**Aim of the task:** Transcribe each line of the material as it is, and drop any picture.

**Input material:**
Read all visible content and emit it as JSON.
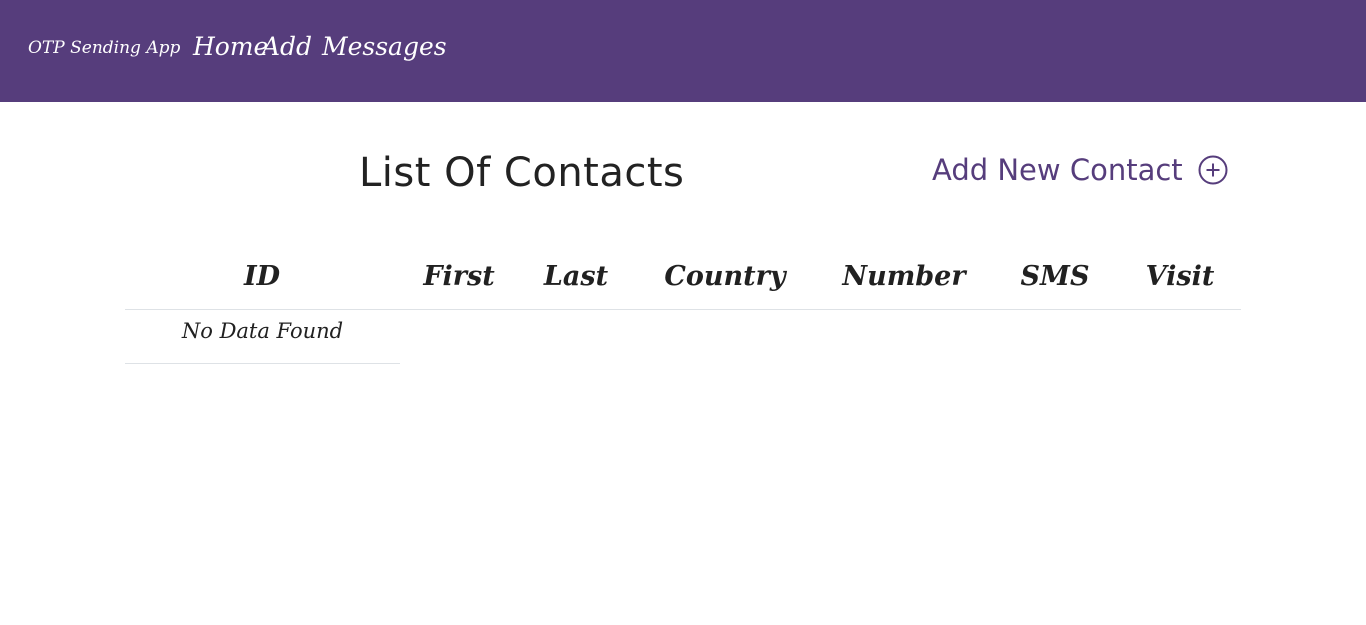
{
  "navbar": {
    "brand": "OTP Sending App",
    "links": [
      {
        "label": "Home"
      },
      {
        "label": "Add"
      },
      {
        "label": "Messages"
      }
    ],
    "background_color": "#563d7c"
  },
  "main": {
    "title": "List Of Contacts",
    "add_contact_label": "Add New Contact",
    "add_contact_icon": "plus-circle-icon",
    "accent_color": "#563d7c"
  },
  "table": {
    "columns": [
      "ID",
      "First",
      "Last",
      "Country",
      "Number",
      "SMS",
      "Visit"
    ],
    "empty_message": "No Data Found"
  }
}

**Full response:**
Read all visible content and emit it as JSON.
{
  "navbar": {
    "brand": "OTP Sending App",
    "links": [
      {
        "label": "Home"
      },
      {
        "label": "Add"
      },
      {
        "label": "Messages"
      }
    ],
    "background_color": "#563d7c"
  },
  "main": {
    "title": "List Of Contacts",
    "add_contact_label": "Add New Contact",
    "add_contact_icon": "plus-circle-icon",
    "accent_color": "#563d7c"
  },
  "table": {
    "columns": [
      "ID",
      "First",
      "Last",
      "Country",
      "Number",
      "SMS",
      "Visit"
    ],
    "empty_message": "No Data Found"
  }
}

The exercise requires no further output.